Information provided:
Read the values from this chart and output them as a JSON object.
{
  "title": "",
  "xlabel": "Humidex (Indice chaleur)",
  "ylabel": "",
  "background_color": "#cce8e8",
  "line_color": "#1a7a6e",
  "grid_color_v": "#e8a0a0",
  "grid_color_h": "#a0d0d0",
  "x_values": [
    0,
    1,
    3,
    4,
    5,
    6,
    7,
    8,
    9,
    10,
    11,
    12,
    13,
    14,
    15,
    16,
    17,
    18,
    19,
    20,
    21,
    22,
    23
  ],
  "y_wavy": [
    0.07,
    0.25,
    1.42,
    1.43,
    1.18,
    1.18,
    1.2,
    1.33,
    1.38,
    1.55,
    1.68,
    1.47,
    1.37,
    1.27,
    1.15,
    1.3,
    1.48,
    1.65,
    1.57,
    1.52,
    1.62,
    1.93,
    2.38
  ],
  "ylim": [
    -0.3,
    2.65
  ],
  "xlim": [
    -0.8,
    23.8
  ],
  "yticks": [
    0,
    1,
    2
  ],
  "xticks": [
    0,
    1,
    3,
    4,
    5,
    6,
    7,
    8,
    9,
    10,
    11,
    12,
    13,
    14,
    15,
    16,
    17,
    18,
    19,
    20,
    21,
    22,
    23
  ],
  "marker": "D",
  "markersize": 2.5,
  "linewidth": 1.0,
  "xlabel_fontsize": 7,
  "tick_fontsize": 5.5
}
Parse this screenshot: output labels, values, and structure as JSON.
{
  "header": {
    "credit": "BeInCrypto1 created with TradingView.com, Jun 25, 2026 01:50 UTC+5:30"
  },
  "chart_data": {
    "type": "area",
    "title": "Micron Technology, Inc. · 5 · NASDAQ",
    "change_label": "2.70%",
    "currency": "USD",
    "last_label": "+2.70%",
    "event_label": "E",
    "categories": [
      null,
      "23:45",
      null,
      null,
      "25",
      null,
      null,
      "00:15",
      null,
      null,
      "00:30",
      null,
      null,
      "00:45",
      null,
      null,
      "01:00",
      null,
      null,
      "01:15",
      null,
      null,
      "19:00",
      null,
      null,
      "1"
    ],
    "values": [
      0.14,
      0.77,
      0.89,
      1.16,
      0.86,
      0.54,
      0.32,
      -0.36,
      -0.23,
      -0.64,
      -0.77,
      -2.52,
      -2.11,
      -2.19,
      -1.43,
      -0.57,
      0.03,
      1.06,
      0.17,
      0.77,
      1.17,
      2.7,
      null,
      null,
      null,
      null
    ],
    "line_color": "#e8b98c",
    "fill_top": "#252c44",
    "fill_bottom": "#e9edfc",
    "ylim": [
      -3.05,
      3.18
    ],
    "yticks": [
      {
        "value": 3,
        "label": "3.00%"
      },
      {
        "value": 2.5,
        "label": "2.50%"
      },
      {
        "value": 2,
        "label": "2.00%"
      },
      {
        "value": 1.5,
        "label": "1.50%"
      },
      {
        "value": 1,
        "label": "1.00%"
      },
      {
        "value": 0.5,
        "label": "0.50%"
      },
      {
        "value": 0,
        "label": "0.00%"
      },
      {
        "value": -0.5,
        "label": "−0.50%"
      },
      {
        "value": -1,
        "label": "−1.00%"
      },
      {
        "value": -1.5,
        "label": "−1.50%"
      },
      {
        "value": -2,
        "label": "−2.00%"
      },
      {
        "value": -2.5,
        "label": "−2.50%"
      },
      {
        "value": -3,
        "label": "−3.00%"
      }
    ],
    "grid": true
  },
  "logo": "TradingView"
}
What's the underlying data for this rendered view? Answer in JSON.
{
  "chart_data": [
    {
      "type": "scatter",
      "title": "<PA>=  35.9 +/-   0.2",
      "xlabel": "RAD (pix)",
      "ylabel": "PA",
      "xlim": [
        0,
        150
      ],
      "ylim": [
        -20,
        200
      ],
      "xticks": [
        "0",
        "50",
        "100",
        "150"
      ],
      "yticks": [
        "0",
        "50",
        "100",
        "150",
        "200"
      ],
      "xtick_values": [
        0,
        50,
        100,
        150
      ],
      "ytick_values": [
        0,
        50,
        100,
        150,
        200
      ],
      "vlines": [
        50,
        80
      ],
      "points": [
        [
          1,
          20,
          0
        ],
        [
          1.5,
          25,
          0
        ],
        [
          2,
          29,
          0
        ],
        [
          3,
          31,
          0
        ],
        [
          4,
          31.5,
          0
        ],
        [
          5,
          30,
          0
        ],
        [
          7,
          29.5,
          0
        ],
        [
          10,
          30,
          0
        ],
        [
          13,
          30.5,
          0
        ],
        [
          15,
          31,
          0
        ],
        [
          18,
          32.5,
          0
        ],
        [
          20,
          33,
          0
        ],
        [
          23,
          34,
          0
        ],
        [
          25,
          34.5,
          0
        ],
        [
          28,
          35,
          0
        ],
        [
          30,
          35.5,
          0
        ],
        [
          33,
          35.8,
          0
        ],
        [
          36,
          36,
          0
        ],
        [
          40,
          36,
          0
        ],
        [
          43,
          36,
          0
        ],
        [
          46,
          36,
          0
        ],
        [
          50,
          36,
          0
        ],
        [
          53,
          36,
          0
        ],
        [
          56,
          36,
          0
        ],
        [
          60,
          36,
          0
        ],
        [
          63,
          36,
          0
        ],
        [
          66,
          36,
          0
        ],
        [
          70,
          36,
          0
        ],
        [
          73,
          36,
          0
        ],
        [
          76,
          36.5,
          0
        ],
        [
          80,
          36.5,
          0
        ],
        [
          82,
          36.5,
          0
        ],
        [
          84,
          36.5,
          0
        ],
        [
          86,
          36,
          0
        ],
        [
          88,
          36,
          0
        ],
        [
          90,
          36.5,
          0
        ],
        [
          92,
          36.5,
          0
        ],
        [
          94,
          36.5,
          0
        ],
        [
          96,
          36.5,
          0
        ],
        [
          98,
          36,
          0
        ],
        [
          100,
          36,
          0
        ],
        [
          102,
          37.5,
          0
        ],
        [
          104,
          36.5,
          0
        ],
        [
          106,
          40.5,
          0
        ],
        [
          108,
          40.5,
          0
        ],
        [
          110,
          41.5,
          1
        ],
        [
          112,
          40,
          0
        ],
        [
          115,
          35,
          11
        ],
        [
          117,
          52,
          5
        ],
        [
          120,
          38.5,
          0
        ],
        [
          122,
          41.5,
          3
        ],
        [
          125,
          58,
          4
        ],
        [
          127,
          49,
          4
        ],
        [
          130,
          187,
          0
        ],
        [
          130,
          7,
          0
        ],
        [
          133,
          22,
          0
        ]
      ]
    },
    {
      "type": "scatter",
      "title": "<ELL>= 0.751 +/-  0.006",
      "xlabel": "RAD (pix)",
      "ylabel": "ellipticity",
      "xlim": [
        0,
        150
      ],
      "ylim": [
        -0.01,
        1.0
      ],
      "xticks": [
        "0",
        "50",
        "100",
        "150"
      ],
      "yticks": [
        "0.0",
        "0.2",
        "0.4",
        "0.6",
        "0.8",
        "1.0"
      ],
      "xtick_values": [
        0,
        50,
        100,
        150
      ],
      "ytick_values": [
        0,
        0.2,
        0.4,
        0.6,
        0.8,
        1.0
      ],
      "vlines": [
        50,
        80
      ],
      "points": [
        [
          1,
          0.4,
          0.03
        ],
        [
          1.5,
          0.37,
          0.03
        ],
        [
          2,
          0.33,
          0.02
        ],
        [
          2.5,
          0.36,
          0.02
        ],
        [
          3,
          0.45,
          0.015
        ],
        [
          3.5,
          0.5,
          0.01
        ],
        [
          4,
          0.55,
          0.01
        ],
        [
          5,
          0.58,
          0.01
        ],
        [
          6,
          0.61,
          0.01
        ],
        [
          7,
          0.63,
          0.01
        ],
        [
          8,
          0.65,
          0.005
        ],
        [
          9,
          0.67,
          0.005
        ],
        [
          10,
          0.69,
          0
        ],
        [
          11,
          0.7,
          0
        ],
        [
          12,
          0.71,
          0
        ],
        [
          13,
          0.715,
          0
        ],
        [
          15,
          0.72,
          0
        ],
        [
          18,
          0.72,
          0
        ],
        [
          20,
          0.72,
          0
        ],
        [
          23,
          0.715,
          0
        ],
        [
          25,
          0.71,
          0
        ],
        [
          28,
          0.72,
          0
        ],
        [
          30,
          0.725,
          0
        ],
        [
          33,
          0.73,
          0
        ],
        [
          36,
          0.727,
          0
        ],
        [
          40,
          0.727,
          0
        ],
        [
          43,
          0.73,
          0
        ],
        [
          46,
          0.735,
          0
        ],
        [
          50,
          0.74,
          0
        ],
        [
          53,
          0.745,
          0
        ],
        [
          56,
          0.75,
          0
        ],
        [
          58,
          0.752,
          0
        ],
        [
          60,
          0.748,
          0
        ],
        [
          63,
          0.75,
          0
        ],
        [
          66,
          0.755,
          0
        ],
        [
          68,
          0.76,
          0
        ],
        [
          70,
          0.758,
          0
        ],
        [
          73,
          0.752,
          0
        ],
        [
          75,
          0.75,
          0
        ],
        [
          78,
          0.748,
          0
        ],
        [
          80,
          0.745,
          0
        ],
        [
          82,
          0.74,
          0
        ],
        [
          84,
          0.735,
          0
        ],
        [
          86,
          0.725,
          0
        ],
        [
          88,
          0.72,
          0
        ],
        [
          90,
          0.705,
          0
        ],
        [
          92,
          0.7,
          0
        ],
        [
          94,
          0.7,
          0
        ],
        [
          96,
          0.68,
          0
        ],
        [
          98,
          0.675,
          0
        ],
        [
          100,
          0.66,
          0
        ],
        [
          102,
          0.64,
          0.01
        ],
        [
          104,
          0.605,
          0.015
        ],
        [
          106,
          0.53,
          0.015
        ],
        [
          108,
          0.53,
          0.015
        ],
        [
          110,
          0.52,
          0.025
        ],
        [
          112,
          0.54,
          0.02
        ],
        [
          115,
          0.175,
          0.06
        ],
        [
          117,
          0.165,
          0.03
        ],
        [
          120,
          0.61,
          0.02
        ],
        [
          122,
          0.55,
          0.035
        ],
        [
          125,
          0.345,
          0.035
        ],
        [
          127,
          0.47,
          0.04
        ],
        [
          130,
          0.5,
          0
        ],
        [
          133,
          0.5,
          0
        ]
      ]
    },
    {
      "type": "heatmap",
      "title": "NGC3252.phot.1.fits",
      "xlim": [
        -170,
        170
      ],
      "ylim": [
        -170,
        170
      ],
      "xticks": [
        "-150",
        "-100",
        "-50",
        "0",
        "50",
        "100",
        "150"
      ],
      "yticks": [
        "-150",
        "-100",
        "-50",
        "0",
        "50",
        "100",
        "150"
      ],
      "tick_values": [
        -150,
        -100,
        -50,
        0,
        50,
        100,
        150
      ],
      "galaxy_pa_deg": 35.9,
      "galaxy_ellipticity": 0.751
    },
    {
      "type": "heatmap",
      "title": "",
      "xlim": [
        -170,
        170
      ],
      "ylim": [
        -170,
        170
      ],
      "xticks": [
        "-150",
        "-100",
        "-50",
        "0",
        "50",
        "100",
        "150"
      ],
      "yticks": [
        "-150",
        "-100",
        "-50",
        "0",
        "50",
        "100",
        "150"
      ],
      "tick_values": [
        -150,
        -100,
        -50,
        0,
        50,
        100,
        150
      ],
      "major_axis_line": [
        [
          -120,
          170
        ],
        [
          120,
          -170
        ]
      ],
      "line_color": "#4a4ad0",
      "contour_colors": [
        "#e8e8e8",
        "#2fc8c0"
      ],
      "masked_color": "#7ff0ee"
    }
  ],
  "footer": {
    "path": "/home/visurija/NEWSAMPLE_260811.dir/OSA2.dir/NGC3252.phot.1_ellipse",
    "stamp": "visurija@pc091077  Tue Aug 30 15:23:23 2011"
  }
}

Exercise description: From the data, list each line in which the string "ylabel" appears.

The completed task:
  "ylabel": "",
      "ylabel": "PA",
      "ylabel": "ellipticity",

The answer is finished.